→ **Written request**: Below are records; reproduce exactly the lines from the one containing "Type out the text in this image." through the end, both included, and only those.

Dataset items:

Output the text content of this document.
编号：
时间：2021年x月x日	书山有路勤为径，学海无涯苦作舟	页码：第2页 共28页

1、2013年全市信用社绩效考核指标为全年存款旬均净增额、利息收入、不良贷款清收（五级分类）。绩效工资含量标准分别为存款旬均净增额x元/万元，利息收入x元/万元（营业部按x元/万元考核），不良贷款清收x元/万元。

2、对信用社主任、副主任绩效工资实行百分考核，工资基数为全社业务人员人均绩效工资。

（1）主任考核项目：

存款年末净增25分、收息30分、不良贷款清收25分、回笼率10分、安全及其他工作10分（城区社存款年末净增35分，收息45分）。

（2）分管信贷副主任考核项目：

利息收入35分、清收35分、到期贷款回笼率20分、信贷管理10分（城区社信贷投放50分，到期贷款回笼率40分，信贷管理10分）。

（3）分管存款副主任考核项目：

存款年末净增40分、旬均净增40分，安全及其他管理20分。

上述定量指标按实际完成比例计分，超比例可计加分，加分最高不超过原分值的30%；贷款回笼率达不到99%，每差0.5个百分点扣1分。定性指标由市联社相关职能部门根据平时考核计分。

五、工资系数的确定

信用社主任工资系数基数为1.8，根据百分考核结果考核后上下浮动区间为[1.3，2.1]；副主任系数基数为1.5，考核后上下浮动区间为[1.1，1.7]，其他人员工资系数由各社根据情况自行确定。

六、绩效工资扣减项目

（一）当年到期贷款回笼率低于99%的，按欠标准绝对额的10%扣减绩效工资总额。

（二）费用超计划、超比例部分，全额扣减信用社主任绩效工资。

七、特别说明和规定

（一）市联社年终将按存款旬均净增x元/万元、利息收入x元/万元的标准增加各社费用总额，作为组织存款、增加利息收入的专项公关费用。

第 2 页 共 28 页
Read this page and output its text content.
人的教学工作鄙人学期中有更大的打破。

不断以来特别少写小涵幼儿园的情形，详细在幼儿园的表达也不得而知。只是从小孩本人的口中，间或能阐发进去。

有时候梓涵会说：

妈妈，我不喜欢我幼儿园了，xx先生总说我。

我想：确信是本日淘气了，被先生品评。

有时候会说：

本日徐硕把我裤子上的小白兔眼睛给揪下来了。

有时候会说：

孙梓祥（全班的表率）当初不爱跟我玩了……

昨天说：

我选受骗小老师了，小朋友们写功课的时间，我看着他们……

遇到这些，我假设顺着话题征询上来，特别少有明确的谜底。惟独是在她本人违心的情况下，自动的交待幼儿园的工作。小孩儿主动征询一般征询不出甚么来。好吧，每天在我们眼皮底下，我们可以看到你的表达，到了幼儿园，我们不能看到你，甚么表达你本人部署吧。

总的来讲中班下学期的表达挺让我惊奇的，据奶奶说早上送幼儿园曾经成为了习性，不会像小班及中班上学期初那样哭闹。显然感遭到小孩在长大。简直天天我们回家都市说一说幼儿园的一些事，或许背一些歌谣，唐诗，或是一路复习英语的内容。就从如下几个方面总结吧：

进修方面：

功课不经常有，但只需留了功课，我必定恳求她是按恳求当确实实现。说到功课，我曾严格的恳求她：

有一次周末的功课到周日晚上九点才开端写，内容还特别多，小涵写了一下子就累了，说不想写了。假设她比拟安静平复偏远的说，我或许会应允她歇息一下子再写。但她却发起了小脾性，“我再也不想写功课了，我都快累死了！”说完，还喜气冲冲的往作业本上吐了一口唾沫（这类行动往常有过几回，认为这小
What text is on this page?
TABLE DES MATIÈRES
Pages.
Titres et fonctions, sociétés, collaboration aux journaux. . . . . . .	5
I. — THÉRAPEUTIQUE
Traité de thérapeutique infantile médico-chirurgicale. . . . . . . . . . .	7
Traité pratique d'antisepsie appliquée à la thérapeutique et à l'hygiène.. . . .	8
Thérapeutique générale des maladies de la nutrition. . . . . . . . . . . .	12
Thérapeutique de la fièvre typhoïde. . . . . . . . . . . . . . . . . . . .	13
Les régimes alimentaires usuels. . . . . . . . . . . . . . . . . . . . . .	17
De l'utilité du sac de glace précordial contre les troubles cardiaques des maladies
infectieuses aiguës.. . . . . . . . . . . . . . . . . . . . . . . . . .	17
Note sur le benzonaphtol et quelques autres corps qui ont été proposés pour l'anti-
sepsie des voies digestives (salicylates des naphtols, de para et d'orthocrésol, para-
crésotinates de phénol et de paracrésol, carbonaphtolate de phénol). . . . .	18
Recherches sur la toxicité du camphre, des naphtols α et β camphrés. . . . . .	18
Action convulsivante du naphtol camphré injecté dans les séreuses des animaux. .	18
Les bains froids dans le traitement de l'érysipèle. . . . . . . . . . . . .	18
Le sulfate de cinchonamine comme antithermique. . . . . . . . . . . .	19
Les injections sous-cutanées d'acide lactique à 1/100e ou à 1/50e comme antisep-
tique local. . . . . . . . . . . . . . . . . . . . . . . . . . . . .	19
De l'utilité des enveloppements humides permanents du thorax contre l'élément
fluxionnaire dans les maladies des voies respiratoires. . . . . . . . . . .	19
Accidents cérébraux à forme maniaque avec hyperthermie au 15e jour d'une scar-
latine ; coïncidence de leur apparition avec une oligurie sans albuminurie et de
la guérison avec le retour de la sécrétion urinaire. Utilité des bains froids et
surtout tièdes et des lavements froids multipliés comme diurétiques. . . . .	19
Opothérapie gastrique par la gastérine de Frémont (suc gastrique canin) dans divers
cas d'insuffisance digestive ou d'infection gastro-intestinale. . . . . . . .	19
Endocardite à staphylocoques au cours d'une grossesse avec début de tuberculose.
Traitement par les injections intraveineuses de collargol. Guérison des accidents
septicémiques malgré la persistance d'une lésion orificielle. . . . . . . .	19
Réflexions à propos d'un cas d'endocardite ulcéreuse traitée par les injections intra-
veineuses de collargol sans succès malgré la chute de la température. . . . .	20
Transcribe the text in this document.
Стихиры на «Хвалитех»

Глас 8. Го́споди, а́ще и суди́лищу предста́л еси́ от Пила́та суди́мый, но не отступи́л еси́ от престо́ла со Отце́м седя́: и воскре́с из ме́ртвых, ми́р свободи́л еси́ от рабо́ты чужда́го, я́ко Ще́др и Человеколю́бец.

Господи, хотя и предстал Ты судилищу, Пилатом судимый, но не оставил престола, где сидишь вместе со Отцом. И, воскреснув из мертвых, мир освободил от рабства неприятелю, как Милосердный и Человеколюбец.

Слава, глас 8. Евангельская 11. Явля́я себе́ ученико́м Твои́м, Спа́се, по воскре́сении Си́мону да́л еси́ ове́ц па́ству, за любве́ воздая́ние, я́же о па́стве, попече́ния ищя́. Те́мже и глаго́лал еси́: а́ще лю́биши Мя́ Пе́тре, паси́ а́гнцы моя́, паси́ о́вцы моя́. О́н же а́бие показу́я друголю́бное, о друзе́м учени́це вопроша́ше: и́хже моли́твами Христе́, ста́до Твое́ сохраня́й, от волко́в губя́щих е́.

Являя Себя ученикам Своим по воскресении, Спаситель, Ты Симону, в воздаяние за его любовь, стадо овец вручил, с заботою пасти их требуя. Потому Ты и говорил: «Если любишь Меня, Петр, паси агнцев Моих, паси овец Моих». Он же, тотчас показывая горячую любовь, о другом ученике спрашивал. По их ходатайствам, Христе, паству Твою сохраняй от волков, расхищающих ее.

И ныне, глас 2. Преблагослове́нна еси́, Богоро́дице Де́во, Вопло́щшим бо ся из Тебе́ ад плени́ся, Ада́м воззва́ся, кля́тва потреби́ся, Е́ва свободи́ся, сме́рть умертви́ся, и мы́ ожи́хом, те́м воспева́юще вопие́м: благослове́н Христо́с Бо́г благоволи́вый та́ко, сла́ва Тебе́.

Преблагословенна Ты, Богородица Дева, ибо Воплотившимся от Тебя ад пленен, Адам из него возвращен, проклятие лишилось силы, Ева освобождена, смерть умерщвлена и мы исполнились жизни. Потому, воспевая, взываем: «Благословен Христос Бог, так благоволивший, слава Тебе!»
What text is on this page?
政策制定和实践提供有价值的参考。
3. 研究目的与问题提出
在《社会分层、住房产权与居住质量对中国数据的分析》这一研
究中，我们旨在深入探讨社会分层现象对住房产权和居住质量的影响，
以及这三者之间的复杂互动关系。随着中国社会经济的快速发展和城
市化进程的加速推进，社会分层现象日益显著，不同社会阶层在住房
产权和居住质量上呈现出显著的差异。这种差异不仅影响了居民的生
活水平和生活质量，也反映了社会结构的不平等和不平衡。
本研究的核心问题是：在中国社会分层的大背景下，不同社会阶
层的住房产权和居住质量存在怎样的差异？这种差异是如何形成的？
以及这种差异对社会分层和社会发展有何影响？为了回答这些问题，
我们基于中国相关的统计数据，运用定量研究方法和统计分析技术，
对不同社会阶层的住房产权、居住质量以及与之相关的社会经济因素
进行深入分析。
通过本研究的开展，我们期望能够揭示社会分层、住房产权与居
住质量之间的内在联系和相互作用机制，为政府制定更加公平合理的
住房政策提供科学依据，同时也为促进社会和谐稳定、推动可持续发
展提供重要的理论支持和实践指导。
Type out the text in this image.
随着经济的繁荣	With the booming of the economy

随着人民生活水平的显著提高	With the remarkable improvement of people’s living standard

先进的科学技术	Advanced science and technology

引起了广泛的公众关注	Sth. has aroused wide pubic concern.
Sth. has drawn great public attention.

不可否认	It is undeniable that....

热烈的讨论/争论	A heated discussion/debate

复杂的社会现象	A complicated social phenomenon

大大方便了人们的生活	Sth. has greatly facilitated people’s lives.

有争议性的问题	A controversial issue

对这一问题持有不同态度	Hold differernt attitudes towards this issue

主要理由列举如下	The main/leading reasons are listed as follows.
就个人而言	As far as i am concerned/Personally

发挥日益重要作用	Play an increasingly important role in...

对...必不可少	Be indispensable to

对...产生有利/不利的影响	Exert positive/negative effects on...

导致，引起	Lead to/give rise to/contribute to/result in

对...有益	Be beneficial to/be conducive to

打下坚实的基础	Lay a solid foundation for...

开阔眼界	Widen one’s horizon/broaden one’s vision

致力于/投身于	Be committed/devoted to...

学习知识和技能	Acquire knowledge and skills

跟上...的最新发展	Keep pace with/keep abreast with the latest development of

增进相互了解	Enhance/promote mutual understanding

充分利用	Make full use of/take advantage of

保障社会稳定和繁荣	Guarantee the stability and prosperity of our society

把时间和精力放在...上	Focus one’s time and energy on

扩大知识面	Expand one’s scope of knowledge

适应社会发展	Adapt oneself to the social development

→ **Solved problem**:
Type out the text in this image.
随着经济的繁荣	With the booming of the economy

随着人民生活水平的显著提高	With the remarkable improvement of people’s living standard

先进的科学技术	Advanced science and technology

引起了广泛的公众关注	Sth. has aroused wide pubic concern.
Sth. has drawn great public attention.

不可否认	It is undeniable that....

热烈的讨论/争论	A heated discussion/debate

复杂的社会现象	A complicated social phenomenon

大大方便了人们的生活	Sth. has greatly facilitated people’s lives.

有争议性的问题	A controversial issue

对这一问题持有不同态度	Hold differernt attitudes towards this issue

主要理由列举如下	The main/leading reasons are listed as follows.
就个人而言	As far as i am concerned/Personally

发挥日益重要作用	Play an increasingly important role in...

对...必不可少	Be indispensable to

对...产生有利/不利的影响	Exert positive/negative effects on...

导致，引起	Lead to/give rise to/contribute to/result in

对...有益	Be beneficial to/be conducive to

打下坚实的基础	Lay a solid foundation for...

开阔眼界	Widen one’s horizon/broaden one’s vision

致力于/投身于	Be committed/devoted to...

学习知识和技能	Acquire knowledge and skills

跟上...的最新发展	Keep pace with/keep abreast with the latest development of

增进相互了解	Enhance/promote mutual understanding

充分利用	Make full use of/take advantage of

保障社会稳定和繁荣	Guarantee the stability and prosperity of our society

把时间和精力放在...上	Focus one’s time and energy on

扩大知识面	Expand one’s scope of knowledge

适应社会发展	Adapt oneself to the social development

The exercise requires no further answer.